Supplied material START
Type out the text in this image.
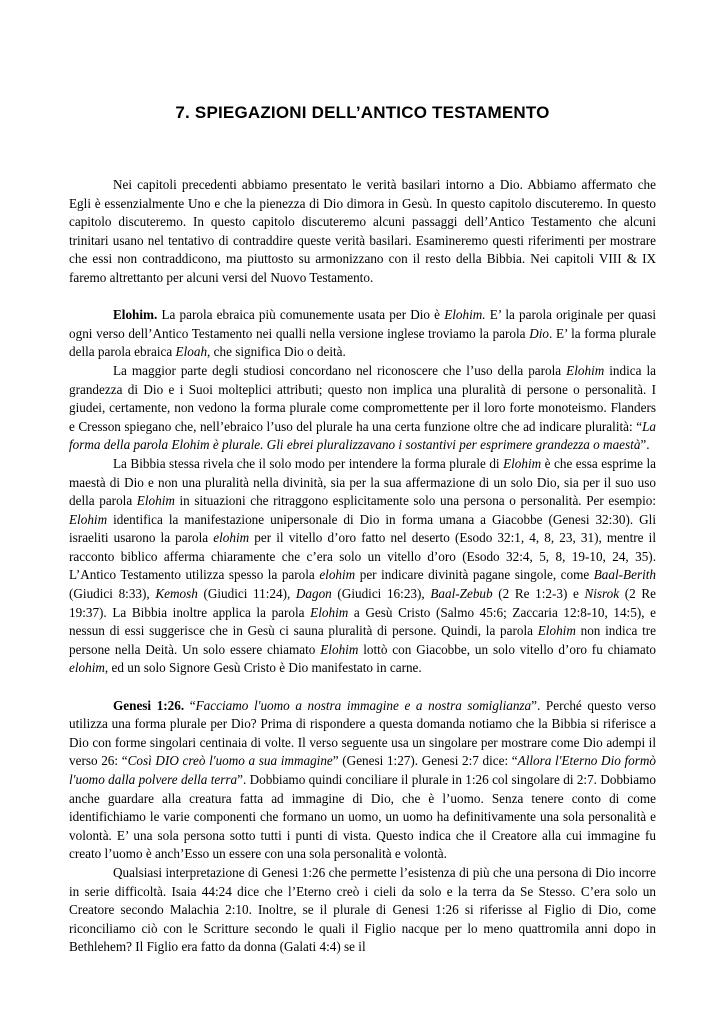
7. SPIEGAZIONI DELL’ANTICO TESTAMENTO

Nei capitoli precedenti abbiamo presentato le verità basilari intorno a Dio. Abbiamo affermato che Egli è essenzialmente Uno e che la pienezza di Dio dimora in Gesù. In questo capitolo discuteremo. In questo capitolo discuteremo. In questo capitolo discuteremo alcuni passaggi dell’Antico Testamento che alcuni trinitari usano nel tentativo di contraddire queste verità basilari. Esamineremo questi riferimenti per mostrare che essi non contraddicono, ma piuttosto su armonizzano con il resto della Bibbia. Nei capitoli VIII & IX faremo altrettanto per alcuni versi del Nuovo Testamento.

Elohim. La parola ebraica più comunemente usata per Dio è Elohim. E’ la parola originale per quasi ogni verso dell’Antico Testamento nei qualli nella versione inglese troviamo la parola Dio. E’ la forma plurale della parola ebraica Eloah, che significa Dio o deità.

La maggior parte degli studiosi concordano nel riconoscere che l’uso della parola Elohim indica la grandezza di Dio e i Suoi molteplici attributi; questo non implica una pluralità di persone o personalità. I giudei, certamente, non vedono la forma plurale come compromettente per il loro forte monoteismo. Flanders e Cresson spiegano che, nell’ebraico l’uso del plurale ha una certa funzione oltre che ad indicare pluralità: “La forma della parola Elohim è plurale. Gli ebrei pluralizzavano i sostantivi per esprimere grandezza o maestà”.

La Bibbia stessa rivela che il solo modo per intendere la forma plurale di Elohim è che essa esprime la maestà di Dio e non una pluralità nella divinità, sia per la sua affermazione di un solo Dio, sia per il suo uso della parola Elohim in situazioni che ritraggono esplicitamente solo una persona o personalità. Per esempio: Elohim identifica la manifestazione unipersonale di Dio in forma umana a Giacobbe (Genesi 32:30). Gli israeliti usarono la parola elohim per il vitello d’oro fatto nel deserto (Esodo 32:1, 4, 8, 23, 31), mentre il racconto biblico afferma chiaramente che c’era solo un vitello d’oro (Esodo 32:4, 5, 8, 19-10, 24, 35). L’Antico Testamento utilizza spesso la parola elohim per indicare divinità pagane singole, come Baal-Berith (Giudici 8:33), Kemosh (Giudici 11:24), Dagon (Giudici 16:23), Baal-Zebub (2 Re 1:2-3) e Nisrok (2 Re 19:37). La Bibbia inoltre applica la parola Elohim a Gesù Cristo (Salmo 45:6; Zaccaria 12:8-10, 14:5), e nessun di essi suggerisce che in Gesù ci sauna pluralità di persone. Quindi, la parola Elohim non indica tre persone nella Deità. Un solo essere chiamato Elohim lottò con Giacobbe, un solo vitello d’oro fu chiamato elohim, ed un solo Signore Gesù Cristo è Dio manifestato in carne.

Genesi 1:26. “Facciamo l'uomo a nostra immagine e a nostra somiglianza”. Perché questo verso utilizza una forma plurale per Dio? Prima di rispondere a questa domanda notiamo che la Bibbia si riferisce a Dio con forme singolari centinaia di volte. Il verso seguente usa un singolare per mostrare come Dio adempi il verso 26: “Così DIO creò l'uomo a sua immagine” (Genesi 1:27). Genesi 2:7 dice: “Allora l'Eterno Dio formò l'uomo dalla polvere della terra”. Dobbiamo quindi conciliare il plurale in 1:26 col singolare di 2:7. Dobbiamo anche guardare alla creatura fatta ad immagine di Dio, che è l’uomo. Senza tenere conto di come identifichiamo le varie componenti che formano un uomo, un uomo ha definitivamente una sola personalità e volontà. E’ una sola persona sotto tutti i punti di vista. Questo indica che il Creatore alla cui immagine fu creato l’uomo è anch’Esso un essere con una sola personalità e volontà.

Qualsiasi interpretazione di Genesi 1:26 che permette l’esistenza di più che una persona di Dio incorre in serie difficoltà. Isaia 44:24 dice che l’Eterno creò i cieli da solo e la terra da Se Stesso. C’era solo un Creatore secondo Malachia 2:10. Inoltre, se il plurale di Genesi 1:26 si riferisse al Figlio di Dio, come riconciliamo ciò con le Scritture secondo le quali il Figlio nacque per lo meno quattromila anni dopo in Bethlehem? Il Figlio era fatto da donna (Galati 4:4) se il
Supplied material END
Your task:
Write out the whole of the data exactly; the pictures stay out.

Written reply:
Type out the text in this image.
7. SPIEGAZIONI DELL’ANTICO TESTAMENTO

Nei capitoli precedenti abbiamo presentato le verità basilari intorno a Dio. Abbiamo affermato che Egli è essenzialmente Uno e che la pienezza di Dio dimora in Gesù. In questo capitolo discuteremo. In questo capitolo discuteremo. In questo capitolo discuteremo alcuni passaggi dell’Antico Testamento che alcuni trinitari usano nel tentativo di contraddire queste verità basilari. Esamineremo questi riferimenti per mostrare che essi non contraddicono, ma piuttosto su armonizzano con il resto della Bibbia. Nei capitoli VIII & IX faremo altrettanto per alcuni versi del Nuovo Testamento.

Elohim. La parola ebraica più comunemente usata per Dio è Elohim. E’ la parola originale per quasi ogni verso dell’Antico Testamento nei qualli nella versione inglese troviamo la parola Dio. E’ la forma plurale della parola ebraica Eloah, che significa Dio o deità.

La maggior parte degli studiosi concordano nel riconoscere che l’uso della parola Elohim indica la grandezza di Dio e i Suoi molteplici attributi; questo non implica una pluralità di persone o personalità. I giudei, certamente, non vedono la forma plurale come compromettente per il loro forte monoteismo. Flanders e Cresson spiegano che, nell’ebraico l’uso del plurale ha una certa funzione oltre che ad indicare pluralità: “La forma della parola Elohim è plurale. Gli ebrei pluralizzavano i sostantivi per esprimere grandezza o maestà”.

La Bibbia stessa rivela che il solo modo per intendere la forma plurale di Elohim è che essa esprime la maestà di Dio e non una pluralità nella divinità, sia per la sua affermazione di un solo Dio, sia per il suo uso della parola Elohim in situazioni che ritraggono esplicitamente solo una persona o personalità. Per esempio: Elohim identifica la manifestazione unipersonale di Dio in forma umana a Giacobbe (Genesi 32:30). Gli israeliti usarono la parola elohim per il vitello d’oro fatto nel deserto (Esodo 32:1, 4, 8, 23, 31), mentre il racconto biblico afferma chiaramente che c’era solo un vitello d’oro (Esodo 32:4, 5, 8, 19-10, 24, 35). L’Antico Testamento utilizza spesso la parola elohim per indicare divinità pagane singole, come Baal-Berith (Giudici 8:33), Kemosh (Giudici 11:24), Dagon (Giudici 16:23), Baal-Zebub (2 Re 1:2-3) e Nisrok (2 Re 19:37). La Bibbia inoltre applica la parola Elohim a Gesù Cristo (Salmo 45:6; Zaccaria 12:8-10, 14:5), e nessun di essi suggerisce che in Gesù ci sauna pluralità di persone. Quindi, la parola Elohim non indica tre persone nella Deità. Un solo essere chiamato Elohim lottò con Giacobbe, un solo vitello d’oro fu chiamato elohim, ed un solo Signore Gesù Cristo è Dio manifestato in carne.

Genesi 1:26. “Facciamo l'uomo a nostra immagine e a nostra somiglianza”. Perché questo verso utilizza una forma plurale per Dio? Prima di rispondere a questa domanda notiamo che la Bibbia si riferisce a Dio con forme singolari centinaia di volte. Il verso seguente usa un singolare per mostrare come Dio adempi il verso 26: “Così DIO creò l'uomo a sua immagine” (Genesi 1:27). Genesi 2:7 dice: “Allora l'Eterno Dio formò l'uomo dalla polvere della terra”. Dobbiamo quindi conciliare il plurale in 1:26 col singolare di 2:7. Dobbiamo anche guardare alla creatura fatta ad immagine di Dio, che è l’uomo. Senza tenere conto di come identifichiamo le varie componenti che formano un uomo, un uomo ha definitivamente una sola personalità e volontà. E’ una sola persona sotto tutti i punti di vista. Questo indica che il Creatore alla cui immagine fu creato l’uomo è anch’Esso un essere con una sola personalità e volontà.

Qualsiasi interpretazione di Genesi 1:26 che permette l’esistenza di più che una persona di Dio incorre in serie difficoltà. Isaia 44:24 dice che l’Eterno creò i cieli da solo e la terra da Se Stesso. C’era solo un Creatore secondo Malachia 2:10. Inoltre, se il plurale di Genesi 1:26 si riferisse al Figlio di Dio, come riconciliamo ciò con le Scritture secondo le quali il Figlio nacque per lo meno quattromila anni dopo in Bethlehem? Il Figlio era fatto da donna (Galati 4:4) se il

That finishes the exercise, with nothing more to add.